● Description of the task: Each entry has to be copied exactly, with nothing missed.

[A run of records]

_____

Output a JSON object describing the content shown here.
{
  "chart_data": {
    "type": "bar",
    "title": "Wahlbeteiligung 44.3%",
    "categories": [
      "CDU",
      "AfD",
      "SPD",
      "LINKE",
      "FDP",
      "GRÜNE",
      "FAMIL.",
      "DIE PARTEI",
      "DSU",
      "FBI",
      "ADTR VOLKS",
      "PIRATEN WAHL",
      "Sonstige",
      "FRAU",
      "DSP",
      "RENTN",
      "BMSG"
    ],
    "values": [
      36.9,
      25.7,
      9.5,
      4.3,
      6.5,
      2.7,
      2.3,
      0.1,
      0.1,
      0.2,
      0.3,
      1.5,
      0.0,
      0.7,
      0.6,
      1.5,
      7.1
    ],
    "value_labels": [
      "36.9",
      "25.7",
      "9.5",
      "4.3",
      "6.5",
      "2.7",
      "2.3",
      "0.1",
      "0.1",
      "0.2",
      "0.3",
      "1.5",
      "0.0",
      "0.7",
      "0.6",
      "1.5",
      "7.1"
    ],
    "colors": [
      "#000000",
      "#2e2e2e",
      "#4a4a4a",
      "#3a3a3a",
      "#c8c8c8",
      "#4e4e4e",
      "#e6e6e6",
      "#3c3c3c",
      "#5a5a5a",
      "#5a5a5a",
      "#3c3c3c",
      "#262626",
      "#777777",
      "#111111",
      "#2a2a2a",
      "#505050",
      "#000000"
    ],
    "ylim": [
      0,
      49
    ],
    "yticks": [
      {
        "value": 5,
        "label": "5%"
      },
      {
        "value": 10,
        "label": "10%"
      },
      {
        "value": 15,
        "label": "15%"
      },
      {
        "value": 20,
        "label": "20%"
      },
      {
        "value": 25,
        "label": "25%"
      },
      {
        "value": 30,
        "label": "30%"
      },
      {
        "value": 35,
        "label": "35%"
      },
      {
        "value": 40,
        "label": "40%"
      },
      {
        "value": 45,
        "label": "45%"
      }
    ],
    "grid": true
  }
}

_____

● Answer for the task:
Output a JSON object describing the content shown here.
{
  "chart_data": {
    "type": "bar",
    "title": "Wahlbeteiligung 44.3%",
    "categories": [
      "CDU",
      "AfD",
      "SPD",
      "LINKE",
      "FDP",
      "GRÜNE",
      "FAMIL.",
      "DIE PARTEI",
      "DSU",
      "FBI",
      "ADTR VOLKS",
      "PIRATEN WAHL",
      "Sonstige",
      "FRAU",
      "DSP",
      "RENTN",
      "BMSG"
    ],
    "values": [
      36.9,
      25.7,
      9.5,
      4.3,
      6.5,
      2.7,
      2.3,
      0.1,
      0.1,
      0.2,
      0.3,
      1.5,
      0.0,
      0.7,
      0.6,
      1.5,
      7.1
    ],
    "value_labels": [
      "36.9",
      "25.7",
      "9.5",
      "4.3",
      "6.5",
      "2.7",
      "2.3",
      "0.1",
      "0.1",
      "0.2",
      "0.3",
      "1.5",
      "0.0",
      "0.7",
      "0.6",
      "1.5",
      "7.1"
    ],
    "colors": [
      "#000000",
      "#2e2e2e",
      "#4a4a4a",
      "#3a3a3a",
      "#c8c8c8",
      "#4e4e4e",
      "#e6e6e6",
      "#3c3c3c",
      "#5a5a5a",
      "#5a5a5a",
      "#3c3c3c",
      "#262626",
      "#777777",
      "#111111",
      "#2a2a2a",
      "#505050",
      "#000000"
    ],
    "ylim": [
      0,
      49
    ],
    "yticks": [
      {
        "value": 5,
        "label": "5%"
      },
      {
        "value": 10,
        "label": "10%"
      },
      {
        "value": 15,
        "label": "15%"
      },
      {
        "value": 20,
        "label": "20%"
      },
      {
        "value": 25,
        "label": "25%"
      },
      {
        "value": 30,
        "label": "30%"
      },
      {
        "value": 35,
        "label": "35%"
      },
      {
        "value": 40,
        "label": "40%"
      },
      {
        "value": 45,
        "label": "45%"
      }
    ],
    "grid": true
  }
}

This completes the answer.